*What is expected:* Copy each line below in which the word "Jean" occurs.
* START *
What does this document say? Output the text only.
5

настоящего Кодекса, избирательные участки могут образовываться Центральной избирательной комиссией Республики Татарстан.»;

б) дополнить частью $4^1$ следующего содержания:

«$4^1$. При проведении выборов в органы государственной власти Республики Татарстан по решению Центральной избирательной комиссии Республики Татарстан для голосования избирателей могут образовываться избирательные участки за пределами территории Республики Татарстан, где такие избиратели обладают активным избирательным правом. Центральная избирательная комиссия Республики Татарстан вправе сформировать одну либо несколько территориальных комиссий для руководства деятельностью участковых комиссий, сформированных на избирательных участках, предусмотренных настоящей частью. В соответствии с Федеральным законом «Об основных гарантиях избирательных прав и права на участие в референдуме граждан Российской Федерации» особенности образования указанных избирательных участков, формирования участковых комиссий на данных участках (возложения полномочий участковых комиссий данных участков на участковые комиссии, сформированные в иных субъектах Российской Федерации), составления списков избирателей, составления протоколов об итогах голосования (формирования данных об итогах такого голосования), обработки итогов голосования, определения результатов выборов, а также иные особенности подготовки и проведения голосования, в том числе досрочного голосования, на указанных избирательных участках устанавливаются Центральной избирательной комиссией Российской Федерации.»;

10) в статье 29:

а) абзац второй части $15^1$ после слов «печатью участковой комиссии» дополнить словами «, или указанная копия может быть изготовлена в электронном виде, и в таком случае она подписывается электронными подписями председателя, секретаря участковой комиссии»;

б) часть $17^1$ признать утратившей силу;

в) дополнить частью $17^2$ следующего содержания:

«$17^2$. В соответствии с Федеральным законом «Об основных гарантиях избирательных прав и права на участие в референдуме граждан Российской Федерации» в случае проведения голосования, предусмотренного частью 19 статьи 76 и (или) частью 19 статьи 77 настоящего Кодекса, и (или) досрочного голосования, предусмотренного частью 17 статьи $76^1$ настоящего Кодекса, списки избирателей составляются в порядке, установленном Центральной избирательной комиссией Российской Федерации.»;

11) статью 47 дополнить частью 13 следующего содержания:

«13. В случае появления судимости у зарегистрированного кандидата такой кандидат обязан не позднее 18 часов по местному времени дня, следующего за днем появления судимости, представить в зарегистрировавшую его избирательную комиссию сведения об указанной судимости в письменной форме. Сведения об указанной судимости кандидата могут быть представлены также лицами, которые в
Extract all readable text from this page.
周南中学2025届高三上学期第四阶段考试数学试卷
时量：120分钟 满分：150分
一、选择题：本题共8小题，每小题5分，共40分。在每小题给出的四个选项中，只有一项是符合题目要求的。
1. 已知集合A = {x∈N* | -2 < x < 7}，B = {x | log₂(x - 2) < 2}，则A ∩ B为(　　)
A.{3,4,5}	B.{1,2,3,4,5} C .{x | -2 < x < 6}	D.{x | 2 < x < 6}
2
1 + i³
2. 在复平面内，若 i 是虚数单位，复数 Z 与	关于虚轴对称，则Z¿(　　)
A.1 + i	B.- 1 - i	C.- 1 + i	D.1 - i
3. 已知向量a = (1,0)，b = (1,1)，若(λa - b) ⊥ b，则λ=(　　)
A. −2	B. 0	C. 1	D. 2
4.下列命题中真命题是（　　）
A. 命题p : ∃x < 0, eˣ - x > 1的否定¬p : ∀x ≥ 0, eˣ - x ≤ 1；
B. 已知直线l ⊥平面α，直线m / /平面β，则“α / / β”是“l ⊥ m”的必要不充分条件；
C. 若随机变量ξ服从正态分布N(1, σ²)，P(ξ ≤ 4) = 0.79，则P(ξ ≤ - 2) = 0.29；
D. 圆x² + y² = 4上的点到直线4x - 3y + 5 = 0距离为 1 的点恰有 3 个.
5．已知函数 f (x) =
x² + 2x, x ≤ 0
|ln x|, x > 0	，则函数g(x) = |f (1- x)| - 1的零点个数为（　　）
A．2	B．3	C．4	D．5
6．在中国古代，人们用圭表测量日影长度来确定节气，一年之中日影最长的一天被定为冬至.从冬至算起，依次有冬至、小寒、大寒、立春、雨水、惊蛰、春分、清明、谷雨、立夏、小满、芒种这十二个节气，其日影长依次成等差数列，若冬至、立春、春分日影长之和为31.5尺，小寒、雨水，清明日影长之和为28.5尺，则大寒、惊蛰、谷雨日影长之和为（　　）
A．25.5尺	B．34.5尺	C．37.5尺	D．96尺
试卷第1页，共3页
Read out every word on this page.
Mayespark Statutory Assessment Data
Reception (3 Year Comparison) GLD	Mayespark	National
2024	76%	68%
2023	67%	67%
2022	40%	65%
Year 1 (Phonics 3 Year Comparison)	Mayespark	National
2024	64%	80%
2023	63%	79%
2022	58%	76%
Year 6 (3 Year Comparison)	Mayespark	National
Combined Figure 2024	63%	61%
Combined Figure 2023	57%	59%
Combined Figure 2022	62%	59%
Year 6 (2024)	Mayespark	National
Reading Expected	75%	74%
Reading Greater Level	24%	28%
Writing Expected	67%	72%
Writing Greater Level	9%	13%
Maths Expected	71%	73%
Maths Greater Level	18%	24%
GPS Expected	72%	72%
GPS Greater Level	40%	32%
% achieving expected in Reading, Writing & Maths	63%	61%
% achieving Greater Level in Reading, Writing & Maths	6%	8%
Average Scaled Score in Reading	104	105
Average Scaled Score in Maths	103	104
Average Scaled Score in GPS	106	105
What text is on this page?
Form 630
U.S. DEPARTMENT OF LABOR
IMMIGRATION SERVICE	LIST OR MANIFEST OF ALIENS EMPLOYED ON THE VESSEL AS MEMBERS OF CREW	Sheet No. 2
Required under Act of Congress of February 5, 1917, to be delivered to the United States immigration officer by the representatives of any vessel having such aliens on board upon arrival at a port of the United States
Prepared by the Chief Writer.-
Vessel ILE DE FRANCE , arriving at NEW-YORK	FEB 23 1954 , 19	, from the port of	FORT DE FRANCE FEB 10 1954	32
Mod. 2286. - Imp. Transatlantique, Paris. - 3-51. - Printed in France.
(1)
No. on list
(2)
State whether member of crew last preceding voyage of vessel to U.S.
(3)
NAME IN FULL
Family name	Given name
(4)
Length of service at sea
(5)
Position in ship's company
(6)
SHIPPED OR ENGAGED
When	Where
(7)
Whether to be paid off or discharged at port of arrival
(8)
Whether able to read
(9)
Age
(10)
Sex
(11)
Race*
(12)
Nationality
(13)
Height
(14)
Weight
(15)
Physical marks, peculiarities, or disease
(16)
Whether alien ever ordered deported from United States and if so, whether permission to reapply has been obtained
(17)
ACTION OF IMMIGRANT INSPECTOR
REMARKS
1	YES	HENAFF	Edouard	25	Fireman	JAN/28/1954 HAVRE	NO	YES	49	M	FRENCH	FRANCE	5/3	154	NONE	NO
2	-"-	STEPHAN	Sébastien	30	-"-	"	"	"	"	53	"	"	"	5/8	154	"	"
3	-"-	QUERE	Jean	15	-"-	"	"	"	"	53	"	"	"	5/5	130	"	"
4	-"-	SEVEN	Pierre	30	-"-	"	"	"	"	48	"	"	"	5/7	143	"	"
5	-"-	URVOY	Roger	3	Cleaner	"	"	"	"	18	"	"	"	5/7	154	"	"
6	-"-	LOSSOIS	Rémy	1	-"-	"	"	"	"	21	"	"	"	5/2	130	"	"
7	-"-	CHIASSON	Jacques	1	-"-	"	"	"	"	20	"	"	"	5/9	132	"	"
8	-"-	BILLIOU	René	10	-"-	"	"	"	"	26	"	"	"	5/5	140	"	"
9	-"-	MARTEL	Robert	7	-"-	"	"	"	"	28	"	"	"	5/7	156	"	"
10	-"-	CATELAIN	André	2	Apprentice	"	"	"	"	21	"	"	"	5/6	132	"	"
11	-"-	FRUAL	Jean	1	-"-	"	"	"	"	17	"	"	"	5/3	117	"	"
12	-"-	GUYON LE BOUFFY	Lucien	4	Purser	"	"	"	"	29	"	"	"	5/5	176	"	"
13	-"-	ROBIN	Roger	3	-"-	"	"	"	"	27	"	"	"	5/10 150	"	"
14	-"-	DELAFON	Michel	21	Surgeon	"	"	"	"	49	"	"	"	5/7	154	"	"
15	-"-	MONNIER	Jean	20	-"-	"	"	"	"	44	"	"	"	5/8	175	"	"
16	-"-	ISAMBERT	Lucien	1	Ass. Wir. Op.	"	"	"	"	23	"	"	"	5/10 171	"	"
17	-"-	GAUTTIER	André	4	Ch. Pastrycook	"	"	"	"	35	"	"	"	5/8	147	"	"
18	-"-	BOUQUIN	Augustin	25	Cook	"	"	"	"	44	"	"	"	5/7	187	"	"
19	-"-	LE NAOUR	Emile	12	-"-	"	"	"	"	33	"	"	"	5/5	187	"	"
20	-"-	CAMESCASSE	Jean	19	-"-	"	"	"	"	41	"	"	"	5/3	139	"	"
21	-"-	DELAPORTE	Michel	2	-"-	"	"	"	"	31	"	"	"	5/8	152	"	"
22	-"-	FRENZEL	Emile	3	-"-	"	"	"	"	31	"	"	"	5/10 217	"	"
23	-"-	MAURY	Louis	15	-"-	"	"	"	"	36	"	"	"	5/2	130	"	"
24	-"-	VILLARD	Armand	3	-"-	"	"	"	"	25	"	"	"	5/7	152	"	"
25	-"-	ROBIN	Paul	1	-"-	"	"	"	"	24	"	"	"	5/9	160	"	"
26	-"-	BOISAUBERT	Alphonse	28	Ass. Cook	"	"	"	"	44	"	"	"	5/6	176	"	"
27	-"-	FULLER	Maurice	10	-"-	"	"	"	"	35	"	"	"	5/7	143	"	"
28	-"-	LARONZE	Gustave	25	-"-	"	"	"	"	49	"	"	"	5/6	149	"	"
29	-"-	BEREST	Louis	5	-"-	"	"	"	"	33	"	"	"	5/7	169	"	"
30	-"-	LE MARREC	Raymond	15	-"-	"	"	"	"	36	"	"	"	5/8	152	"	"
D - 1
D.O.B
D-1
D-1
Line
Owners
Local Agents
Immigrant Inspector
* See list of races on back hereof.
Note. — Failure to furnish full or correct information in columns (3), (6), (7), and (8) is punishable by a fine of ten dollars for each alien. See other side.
* END *
*Expected answer:*
3	-"-	QUERE	Jean	15	-"-	"	"	"	"	53	"	"	"	5/5	130	"	"
11	-"-	FRUAL	Jean	1	-"-	"	"	"	"	17	"	"	"	5/3	117	"	"
15	-"-	MONNIER	Jean	20	-"-	"	"	"	"	44	"	"	"	5/8	175	"	"
20	-"-	CAMESCASSE	Jean	19	-"-	"	"	"	"	41	"	"	"	5/3	139	"	"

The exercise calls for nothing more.